Identify each line below that contains the word "wereld", and copy it out.

%%

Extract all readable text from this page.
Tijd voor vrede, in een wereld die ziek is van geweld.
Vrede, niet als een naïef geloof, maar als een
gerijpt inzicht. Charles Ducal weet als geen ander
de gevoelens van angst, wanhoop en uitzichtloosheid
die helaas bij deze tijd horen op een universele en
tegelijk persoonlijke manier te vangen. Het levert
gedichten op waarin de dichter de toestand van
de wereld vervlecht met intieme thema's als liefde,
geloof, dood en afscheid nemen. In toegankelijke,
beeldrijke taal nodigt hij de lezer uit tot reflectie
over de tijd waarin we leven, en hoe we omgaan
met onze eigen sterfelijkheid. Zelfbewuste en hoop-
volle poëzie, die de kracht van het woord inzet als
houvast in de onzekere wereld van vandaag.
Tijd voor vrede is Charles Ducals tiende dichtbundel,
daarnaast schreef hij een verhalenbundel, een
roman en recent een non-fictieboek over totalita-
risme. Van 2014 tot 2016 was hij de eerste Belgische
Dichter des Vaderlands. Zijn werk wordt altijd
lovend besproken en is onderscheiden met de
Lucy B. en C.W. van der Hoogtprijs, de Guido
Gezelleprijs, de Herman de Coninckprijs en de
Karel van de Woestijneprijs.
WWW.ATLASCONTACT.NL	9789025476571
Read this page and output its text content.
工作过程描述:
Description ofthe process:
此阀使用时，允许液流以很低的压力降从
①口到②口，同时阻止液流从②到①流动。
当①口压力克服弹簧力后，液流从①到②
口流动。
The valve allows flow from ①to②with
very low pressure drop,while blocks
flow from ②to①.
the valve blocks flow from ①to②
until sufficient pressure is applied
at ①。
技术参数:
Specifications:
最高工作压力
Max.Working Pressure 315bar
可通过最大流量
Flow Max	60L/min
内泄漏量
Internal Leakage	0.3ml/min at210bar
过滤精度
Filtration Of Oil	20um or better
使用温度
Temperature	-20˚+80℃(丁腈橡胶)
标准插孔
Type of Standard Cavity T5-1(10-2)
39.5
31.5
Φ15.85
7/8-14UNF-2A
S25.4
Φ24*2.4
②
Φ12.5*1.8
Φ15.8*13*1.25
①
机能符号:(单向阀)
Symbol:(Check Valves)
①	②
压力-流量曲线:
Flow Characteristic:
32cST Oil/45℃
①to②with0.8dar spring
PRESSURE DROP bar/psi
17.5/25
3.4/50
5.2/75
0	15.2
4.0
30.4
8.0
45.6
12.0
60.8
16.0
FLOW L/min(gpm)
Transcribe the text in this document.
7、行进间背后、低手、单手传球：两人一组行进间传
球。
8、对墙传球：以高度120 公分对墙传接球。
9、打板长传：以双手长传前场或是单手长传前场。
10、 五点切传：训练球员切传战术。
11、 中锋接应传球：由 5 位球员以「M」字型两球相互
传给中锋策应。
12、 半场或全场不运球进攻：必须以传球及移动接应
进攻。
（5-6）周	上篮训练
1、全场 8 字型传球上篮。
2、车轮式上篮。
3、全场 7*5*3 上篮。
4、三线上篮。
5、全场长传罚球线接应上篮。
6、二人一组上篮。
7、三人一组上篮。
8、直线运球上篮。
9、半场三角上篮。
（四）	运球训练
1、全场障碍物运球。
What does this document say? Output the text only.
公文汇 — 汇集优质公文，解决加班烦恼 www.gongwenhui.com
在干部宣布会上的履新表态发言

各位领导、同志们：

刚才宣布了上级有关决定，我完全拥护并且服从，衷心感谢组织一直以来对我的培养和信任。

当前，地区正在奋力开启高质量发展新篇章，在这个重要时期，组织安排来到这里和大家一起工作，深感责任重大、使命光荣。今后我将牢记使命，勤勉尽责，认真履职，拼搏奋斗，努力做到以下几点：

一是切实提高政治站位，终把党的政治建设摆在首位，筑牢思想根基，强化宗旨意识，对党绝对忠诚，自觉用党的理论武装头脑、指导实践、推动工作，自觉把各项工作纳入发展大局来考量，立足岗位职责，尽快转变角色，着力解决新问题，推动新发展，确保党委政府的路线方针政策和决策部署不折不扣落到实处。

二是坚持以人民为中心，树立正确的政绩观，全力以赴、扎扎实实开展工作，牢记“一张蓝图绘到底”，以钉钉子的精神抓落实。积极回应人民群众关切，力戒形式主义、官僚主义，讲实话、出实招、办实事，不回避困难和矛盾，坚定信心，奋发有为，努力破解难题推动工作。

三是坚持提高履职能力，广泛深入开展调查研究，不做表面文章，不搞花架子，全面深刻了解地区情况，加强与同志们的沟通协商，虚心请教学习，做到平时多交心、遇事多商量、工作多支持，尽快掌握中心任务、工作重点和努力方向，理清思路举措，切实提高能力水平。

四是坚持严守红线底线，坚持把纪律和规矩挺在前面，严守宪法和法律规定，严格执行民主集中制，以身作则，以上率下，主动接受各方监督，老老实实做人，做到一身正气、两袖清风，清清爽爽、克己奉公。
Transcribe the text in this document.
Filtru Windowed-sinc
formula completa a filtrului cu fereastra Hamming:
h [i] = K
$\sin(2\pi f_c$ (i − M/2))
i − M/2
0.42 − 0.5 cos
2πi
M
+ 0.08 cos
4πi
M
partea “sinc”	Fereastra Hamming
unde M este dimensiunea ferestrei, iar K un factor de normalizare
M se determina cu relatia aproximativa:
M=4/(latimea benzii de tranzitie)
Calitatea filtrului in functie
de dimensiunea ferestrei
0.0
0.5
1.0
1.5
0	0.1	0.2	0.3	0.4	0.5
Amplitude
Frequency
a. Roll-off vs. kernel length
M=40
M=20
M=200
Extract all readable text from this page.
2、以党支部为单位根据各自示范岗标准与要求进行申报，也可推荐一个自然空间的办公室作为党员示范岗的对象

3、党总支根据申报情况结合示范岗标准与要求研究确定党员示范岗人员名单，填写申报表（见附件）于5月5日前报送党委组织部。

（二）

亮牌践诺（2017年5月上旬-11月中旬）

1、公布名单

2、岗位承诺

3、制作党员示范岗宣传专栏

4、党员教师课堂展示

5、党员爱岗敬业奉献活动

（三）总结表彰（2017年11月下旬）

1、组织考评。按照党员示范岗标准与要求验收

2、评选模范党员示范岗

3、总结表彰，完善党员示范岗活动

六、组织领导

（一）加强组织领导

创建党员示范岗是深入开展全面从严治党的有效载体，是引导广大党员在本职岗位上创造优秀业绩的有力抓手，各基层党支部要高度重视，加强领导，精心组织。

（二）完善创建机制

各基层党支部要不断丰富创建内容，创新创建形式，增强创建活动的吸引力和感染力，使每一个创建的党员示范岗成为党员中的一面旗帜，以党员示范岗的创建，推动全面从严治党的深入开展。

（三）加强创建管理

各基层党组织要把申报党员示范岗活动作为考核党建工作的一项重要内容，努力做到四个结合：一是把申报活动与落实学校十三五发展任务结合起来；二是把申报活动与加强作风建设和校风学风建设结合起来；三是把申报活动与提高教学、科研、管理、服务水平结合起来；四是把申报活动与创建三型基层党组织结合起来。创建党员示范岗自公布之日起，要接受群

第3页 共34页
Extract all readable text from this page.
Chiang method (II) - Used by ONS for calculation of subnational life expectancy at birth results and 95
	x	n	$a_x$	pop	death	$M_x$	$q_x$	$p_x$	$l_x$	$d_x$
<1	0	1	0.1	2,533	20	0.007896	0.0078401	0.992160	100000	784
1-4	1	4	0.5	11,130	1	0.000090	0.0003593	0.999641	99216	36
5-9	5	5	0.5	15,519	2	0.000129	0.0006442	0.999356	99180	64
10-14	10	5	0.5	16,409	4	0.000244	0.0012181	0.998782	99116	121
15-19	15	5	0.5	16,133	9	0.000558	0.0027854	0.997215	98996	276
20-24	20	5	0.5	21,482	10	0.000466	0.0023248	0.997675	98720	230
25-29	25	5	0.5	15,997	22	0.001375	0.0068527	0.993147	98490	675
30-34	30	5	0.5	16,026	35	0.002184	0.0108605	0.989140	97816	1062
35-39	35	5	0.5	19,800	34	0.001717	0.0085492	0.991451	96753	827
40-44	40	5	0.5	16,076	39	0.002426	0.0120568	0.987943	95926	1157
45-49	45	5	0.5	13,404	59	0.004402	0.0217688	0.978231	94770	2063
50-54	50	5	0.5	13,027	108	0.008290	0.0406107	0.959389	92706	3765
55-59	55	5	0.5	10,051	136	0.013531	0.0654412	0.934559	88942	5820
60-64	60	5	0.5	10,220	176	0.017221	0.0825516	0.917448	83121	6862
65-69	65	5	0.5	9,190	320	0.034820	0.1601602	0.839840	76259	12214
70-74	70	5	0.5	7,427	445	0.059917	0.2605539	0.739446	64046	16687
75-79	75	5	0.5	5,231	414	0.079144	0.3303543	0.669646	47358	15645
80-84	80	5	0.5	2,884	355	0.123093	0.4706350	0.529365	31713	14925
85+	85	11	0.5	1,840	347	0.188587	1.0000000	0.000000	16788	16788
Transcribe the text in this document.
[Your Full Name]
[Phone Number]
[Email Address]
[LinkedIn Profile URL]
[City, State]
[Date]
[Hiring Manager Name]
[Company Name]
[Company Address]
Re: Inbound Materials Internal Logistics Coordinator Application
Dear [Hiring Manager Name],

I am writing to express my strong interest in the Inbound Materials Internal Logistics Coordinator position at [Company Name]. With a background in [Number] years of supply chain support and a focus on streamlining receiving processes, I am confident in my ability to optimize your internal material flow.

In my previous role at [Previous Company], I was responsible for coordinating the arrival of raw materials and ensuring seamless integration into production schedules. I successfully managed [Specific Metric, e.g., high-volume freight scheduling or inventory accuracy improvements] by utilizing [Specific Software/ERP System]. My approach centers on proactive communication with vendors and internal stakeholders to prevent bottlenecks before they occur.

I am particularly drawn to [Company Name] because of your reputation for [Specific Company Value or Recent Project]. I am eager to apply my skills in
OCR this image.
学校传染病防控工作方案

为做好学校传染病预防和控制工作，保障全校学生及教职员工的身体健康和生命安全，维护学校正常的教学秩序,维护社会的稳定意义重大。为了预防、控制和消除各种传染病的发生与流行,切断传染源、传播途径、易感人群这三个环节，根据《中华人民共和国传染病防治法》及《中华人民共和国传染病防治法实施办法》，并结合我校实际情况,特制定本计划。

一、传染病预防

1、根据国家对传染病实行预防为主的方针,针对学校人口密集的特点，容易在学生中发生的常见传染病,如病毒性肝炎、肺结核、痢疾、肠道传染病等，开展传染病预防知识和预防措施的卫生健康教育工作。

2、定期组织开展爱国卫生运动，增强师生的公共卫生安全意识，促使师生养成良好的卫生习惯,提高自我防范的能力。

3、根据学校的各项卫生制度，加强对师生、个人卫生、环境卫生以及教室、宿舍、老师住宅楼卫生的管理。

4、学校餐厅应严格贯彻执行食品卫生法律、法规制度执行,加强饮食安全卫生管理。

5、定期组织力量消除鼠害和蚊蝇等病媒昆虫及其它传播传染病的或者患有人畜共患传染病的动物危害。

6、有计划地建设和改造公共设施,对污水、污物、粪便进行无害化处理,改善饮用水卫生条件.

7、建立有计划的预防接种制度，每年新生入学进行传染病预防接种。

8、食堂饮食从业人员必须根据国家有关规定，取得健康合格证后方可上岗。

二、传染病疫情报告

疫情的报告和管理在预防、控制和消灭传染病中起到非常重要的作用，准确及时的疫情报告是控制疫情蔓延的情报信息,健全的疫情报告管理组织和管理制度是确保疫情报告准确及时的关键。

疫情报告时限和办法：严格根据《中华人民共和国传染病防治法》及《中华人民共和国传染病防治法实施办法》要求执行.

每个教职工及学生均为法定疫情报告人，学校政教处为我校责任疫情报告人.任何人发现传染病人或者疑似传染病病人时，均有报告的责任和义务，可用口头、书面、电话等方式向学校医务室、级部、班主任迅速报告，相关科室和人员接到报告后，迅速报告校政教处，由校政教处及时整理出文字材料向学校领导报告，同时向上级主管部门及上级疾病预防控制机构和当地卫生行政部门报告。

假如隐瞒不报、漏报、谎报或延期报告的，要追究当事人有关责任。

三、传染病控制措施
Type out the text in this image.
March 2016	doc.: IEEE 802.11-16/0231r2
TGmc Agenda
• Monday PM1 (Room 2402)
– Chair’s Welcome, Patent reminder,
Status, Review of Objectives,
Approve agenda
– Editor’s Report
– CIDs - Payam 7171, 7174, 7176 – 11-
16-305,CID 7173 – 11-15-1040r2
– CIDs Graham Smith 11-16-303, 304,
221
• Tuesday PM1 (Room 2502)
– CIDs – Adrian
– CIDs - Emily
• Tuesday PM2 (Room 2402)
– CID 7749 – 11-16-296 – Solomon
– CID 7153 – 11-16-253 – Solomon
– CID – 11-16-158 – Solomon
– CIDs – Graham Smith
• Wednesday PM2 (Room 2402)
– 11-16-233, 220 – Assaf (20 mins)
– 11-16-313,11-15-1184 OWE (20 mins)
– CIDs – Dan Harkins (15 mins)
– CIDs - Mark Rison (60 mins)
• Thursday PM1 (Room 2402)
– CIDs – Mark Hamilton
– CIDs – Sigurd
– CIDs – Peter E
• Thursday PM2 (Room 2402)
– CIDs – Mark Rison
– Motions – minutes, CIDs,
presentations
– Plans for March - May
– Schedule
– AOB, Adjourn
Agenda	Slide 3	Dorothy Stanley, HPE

%%

Expected answer —
Tijd voor vrede, in een wereld die ziek is van geweld.
de wereld vervlecht met intieme thema's als liefde,
houvast in de onzekere wereld van vandaag.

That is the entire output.